- DOCUMENT SECTION:

===

What clinicians have failed to realise is that certain marketing departments seek to understand them better than they understand themselves - playing even on their sense of imperviousness to the trinkets of sales.

They have failed to understand that it is the goal of certain marketing departments in any industry to capture the consciousness of the consumers rather than selling the product. In the pharmaceutical industry, physicians rather than patients are the consumers.

In the case of antidepressants, this has meant promoting a vision of depression as a lowering of serotonin, despite an almost complete dearth of evidence. This image of the illness marginalises non-drug treatments and judicious non-intervention to see whether the condition will resolve, as a majority of conditions do within weeks of detection, even if untreated. It puts an almost moral onus on people to seek treatment and clinicians to treat this "serotonin deficiency" disorder.

In the course of the 20th century, marketing has been incorporated into all areas of our life. There must, however, be some fundamental opposition between marketing and science, in that marketing operates to build consensus - and what better way to do that than by coming to the obvious conclusions that the "scientific" evidence base mandates - while science traditionally proceeds by fracturing consensus. But there can be no scientific fracturing of the consensus in the absence of data. Only cranks rail against experts when they have no data.

Against this background, maintaining therapeutics or any area in which human beings interface with the new biomedicine as a science would seem impossible at this point, without independent access to the raw data of clinical trials or other studies. Registering unpublished trials will not suffice.

There would seem to be powerful ethical grounds for insisting on access to the raw data from trials, in that these data for the most part stem from vulnerable individuals taking risks on behalf of the community with drugs that often turn out to be too lethal or too ineffective to market. It is also of note that no informed consent forms at present inform those participating in trials that their data will remain unavailable to independent scrutiny. Selecting positive results and marketing these as "science", while ignoring negative results, would seem to be one of the most flagrant violations of the norms of scientific inquiry imaginable, quite aside from any ethical violations.

But this is an issue that goes beyond medicine and science. A great deal of the use of drugs such as the SSRIs in both children and adults appears to have more to do with what can be viewed as either efforts to manage risks or enhance ourselves rather than with traditional efforts to treat disease.

The promise of the new biology lies in just these areas of risk management or enhancement as we seek to better understand who we are. The data that stem from biological and especially genetic sources will shed light on our attitudes and our aptitudes and on many aspects of how we govern ourselves, from our proclivities to particular political or religious orientations through to our physical and mental abilities. But these data will for the most part be owned by pharmaceutical companies. Concealing key data of this sort in the manner that companies have become accustomed to doing in recent years will almost by definition cut across the abilities of a people to govern themselves in the most effective manner possible. We have a profoundly antidemocratic force growing in our midst.

David Healy is director of the North Wales Department of Psychological Medicine at Bangor. He has contributed a chapter to The New Brain Sciences , to be published by Cambridge University Press in October. He was involved in a libel row with the University of Toronto over an employment offer that was rescinded after he gave a lecture linking antidepressants with suicide. Both parties agreed to drop complaints after a settlement, and he was given a one-week visiting professorship in the faculty of medicine.

===

(Items from a dataset)
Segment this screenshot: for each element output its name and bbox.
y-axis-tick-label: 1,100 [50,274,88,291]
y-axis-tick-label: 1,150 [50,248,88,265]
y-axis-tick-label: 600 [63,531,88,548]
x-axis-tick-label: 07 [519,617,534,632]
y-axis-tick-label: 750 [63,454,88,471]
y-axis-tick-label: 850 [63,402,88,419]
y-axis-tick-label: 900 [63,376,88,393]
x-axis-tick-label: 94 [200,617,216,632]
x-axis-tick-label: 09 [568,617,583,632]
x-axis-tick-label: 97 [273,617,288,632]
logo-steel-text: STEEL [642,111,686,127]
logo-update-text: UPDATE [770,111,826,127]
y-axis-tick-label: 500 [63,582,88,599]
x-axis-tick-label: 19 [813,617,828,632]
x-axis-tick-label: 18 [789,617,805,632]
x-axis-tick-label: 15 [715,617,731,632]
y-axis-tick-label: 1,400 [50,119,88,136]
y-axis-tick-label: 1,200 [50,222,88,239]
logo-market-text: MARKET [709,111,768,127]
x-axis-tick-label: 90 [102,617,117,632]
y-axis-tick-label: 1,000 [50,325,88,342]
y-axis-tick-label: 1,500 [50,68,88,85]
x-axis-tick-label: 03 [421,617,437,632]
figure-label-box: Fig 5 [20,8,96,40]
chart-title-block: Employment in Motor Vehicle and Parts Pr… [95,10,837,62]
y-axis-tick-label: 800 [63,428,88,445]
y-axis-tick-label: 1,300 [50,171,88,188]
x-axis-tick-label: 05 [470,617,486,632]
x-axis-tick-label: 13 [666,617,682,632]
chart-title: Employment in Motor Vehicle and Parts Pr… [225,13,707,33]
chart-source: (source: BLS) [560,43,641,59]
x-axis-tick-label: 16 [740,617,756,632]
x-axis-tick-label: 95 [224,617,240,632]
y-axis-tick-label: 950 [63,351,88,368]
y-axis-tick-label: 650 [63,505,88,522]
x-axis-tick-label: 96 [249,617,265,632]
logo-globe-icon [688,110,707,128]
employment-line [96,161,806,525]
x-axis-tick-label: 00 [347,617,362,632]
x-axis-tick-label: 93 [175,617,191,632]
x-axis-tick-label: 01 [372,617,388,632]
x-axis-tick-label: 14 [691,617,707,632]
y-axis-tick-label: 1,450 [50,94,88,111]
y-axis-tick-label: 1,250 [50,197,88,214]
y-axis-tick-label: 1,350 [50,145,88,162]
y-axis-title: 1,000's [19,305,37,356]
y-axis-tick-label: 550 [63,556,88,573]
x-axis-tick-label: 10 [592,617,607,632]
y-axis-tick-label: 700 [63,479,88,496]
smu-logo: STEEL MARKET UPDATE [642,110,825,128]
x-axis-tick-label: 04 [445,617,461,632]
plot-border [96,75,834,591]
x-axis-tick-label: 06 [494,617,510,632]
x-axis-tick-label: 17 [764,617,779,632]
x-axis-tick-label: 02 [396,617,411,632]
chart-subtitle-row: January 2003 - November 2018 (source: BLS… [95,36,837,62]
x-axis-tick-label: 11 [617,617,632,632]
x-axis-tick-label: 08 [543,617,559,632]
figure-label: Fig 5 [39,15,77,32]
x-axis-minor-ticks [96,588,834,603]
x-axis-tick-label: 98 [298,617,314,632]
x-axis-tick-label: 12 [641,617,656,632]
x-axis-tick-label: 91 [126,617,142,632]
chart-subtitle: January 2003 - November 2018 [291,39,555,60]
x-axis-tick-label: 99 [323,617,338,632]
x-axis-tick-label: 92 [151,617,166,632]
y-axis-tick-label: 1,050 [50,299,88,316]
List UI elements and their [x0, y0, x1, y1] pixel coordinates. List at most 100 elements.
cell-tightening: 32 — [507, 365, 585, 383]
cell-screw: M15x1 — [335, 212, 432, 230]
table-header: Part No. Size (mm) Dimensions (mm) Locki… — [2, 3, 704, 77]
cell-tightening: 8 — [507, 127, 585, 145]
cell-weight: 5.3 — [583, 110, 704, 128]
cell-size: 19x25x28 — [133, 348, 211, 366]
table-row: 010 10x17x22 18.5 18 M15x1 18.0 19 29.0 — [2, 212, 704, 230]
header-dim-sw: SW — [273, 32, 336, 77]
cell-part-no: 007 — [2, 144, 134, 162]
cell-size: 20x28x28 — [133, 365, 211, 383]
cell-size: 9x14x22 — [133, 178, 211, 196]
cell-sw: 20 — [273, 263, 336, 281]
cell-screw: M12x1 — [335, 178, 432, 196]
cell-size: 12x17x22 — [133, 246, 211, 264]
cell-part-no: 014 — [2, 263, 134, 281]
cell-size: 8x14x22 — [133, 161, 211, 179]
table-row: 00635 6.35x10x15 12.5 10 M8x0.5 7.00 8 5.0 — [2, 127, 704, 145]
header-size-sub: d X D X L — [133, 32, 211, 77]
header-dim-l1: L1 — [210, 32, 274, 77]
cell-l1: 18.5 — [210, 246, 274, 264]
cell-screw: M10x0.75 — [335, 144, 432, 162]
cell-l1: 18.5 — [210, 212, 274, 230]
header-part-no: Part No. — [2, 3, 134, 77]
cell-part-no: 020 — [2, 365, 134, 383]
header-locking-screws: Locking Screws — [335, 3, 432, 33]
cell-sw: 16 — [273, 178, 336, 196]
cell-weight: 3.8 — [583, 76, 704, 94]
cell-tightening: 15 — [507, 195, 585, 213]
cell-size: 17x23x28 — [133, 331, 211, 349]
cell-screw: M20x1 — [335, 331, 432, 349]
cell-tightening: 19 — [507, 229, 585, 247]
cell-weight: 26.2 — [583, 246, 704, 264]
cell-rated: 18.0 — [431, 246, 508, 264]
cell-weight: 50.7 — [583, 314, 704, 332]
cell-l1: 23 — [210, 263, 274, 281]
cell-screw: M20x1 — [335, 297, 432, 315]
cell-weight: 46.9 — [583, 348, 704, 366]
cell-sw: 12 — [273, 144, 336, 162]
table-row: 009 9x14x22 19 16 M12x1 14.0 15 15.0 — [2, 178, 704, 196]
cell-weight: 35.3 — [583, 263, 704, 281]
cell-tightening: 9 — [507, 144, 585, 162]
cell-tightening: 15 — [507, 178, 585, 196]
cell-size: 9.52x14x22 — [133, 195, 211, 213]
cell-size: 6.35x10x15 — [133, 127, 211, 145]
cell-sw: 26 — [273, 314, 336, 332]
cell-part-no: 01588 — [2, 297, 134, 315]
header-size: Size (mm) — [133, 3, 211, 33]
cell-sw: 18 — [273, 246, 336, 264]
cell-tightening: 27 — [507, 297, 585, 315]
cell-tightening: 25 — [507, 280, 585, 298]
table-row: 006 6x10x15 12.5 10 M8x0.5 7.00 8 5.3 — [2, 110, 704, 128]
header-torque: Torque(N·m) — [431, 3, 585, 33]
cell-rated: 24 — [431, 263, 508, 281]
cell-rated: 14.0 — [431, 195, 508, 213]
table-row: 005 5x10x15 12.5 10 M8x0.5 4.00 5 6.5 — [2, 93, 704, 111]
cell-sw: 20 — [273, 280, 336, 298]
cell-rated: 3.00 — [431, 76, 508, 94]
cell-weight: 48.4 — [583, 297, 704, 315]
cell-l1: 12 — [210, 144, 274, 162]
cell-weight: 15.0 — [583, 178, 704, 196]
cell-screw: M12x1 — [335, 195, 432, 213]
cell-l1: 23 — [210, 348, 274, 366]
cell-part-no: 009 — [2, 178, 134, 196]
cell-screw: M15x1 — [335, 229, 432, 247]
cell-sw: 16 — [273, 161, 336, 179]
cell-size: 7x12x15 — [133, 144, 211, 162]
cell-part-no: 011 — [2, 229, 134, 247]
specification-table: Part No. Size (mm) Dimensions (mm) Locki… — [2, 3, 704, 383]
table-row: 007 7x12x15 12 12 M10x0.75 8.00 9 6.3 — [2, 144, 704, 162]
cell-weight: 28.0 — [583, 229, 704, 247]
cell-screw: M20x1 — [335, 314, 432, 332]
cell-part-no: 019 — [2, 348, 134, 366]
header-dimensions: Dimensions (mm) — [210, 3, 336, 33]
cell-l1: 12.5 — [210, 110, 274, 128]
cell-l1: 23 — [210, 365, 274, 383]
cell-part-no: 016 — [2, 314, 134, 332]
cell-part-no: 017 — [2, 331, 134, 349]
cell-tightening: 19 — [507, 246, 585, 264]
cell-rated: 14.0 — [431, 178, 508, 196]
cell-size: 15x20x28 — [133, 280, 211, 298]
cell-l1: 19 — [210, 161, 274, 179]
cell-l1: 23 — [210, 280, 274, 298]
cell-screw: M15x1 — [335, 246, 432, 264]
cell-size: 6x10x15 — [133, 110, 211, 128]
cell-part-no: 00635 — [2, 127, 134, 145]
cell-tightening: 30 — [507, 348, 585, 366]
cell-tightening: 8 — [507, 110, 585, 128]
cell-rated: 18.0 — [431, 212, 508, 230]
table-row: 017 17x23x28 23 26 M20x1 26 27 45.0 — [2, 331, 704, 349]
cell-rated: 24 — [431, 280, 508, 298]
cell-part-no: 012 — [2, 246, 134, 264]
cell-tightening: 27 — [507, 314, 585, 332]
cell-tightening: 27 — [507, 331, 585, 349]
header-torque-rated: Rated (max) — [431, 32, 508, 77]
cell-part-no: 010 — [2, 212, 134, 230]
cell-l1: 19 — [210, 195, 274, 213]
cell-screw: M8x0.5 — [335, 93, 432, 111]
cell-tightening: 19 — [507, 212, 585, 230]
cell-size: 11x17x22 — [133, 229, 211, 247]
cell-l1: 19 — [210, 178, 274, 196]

===

- REQUIREMENT 1: Name every organization mentioned in the piece on drug marketing.
- REQUIREMENT 2: Check each statement against the piece on drug marketing. For each one, answer yes or no and quote the words from the piece that settle it. (a) A majority of conditions resolve within weeks of detection even without treatment. (b) Registering unpublished trials is enough. (c) Current informed consent forms tell trial participants that their data will stay unavailable to independent scrutiny.

- PROBLEM SOLUTION 1:
- North Wales Department of Psychological Medicine
- Cambridge University Press
- University of Toronto

- PROBLEM SOLUTION 2:
(a) Yes: "as a majority of conditions do within weeks of detection, even if untreated"
(b) No: "Registering unpublished trials will not suffice."
(c) No: "no informed consent forms at present inform those participating in trials that their data will remain unavailable to independent scrutiny"